### RECORDS PROVIDED

━━━━━━━━━━━━━━━━

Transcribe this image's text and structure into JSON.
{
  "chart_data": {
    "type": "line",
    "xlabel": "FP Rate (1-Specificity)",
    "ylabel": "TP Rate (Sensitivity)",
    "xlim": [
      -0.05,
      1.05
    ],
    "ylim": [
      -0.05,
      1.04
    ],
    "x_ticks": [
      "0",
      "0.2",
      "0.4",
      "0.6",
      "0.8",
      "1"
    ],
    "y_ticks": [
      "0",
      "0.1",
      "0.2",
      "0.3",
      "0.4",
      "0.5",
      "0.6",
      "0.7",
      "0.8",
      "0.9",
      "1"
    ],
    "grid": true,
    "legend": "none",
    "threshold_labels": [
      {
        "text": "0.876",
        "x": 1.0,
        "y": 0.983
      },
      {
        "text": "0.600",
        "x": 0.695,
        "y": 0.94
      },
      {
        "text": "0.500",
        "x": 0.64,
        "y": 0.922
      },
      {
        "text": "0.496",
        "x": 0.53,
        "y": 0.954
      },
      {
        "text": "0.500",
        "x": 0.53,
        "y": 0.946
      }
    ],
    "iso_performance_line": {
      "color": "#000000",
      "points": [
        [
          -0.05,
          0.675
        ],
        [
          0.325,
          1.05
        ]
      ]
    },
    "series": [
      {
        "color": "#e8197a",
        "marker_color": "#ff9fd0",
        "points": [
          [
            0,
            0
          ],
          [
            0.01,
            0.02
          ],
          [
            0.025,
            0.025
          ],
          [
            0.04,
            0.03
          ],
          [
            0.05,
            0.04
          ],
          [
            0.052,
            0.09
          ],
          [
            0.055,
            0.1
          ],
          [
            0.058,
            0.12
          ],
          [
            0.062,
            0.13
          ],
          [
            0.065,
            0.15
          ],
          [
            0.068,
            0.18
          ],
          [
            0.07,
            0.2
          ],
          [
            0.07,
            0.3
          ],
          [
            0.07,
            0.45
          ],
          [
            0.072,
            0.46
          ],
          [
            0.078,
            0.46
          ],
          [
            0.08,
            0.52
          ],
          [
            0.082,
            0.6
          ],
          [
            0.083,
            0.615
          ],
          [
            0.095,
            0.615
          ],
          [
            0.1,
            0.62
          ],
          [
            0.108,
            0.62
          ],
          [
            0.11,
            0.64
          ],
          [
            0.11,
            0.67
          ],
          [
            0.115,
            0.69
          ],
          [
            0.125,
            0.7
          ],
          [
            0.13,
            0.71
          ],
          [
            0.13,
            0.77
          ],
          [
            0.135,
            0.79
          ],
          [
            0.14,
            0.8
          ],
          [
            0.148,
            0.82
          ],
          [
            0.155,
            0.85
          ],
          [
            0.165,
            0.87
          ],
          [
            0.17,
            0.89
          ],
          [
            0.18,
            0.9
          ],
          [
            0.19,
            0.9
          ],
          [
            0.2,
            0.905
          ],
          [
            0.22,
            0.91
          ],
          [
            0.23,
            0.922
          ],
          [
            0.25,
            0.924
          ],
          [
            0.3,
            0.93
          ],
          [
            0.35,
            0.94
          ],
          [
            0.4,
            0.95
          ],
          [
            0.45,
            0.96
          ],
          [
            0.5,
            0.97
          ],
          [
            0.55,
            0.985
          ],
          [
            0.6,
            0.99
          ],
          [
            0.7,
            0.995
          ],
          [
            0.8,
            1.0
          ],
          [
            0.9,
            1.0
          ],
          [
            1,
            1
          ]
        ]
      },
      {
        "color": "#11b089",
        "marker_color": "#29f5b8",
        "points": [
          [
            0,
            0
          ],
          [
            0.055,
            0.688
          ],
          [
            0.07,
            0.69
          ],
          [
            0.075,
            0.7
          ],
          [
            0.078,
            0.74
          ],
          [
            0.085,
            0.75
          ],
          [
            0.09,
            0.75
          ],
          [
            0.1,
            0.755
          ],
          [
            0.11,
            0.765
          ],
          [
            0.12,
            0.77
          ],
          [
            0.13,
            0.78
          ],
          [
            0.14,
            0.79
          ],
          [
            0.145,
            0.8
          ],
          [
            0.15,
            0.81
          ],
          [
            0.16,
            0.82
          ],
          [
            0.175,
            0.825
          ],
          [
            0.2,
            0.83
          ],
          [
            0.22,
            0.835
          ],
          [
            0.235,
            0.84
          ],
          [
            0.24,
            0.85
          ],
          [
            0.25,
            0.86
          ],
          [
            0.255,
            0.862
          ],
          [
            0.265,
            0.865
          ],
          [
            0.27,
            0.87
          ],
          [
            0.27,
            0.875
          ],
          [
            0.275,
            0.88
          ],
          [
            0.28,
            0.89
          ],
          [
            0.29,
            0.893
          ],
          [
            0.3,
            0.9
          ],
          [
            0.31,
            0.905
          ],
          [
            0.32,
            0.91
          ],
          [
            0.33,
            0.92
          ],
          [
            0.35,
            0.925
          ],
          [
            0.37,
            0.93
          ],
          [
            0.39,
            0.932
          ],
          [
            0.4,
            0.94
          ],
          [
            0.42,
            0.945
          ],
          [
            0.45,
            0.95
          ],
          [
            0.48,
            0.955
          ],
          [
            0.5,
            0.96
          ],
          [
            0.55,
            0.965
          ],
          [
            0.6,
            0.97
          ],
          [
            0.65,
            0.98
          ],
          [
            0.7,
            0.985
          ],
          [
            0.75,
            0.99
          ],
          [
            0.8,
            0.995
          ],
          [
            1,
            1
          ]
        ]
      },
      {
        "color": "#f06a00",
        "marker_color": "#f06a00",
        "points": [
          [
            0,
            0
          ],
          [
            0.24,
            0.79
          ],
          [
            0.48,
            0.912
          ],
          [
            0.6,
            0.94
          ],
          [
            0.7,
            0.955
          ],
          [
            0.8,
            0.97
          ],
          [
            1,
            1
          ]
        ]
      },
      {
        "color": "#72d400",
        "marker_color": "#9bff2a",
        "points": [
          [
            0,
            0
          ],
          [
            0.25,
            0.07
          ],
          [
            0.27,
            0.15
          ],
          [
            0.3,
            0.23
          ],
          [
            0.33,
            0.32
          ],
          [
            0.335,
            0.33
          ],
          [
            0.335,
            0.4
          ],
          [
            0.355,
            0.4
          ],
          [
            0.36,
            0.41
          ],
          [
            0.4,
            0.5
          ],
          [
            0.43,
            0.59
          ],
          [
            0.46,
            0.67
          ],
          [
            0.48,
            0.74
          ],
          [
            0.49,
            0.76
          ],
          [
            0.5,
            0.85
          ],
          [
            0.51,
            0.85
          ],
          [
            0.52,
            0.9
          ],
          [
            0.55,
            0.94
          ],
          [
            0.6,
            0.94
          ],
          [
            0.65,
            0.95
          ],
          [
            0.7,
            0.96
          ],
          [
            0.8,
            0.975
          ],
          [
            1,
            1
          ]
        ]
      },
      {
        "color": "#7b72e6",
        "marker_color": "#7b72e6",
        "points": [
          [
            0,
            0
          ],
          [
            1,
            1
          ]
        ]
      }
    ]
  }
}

━━━━━━━━━━━━━━━━

### WHAT IS REQUIRED
Scan the records above for the string "text", then select every line that holds it.

### RESPONSE TO THE TASK
Transcribe this image's text and structure into JSON.
        "text": "0.876",
        "text": "0.600",
        "text": "0.500",
        "text": "0.496",
        "text": "0.500",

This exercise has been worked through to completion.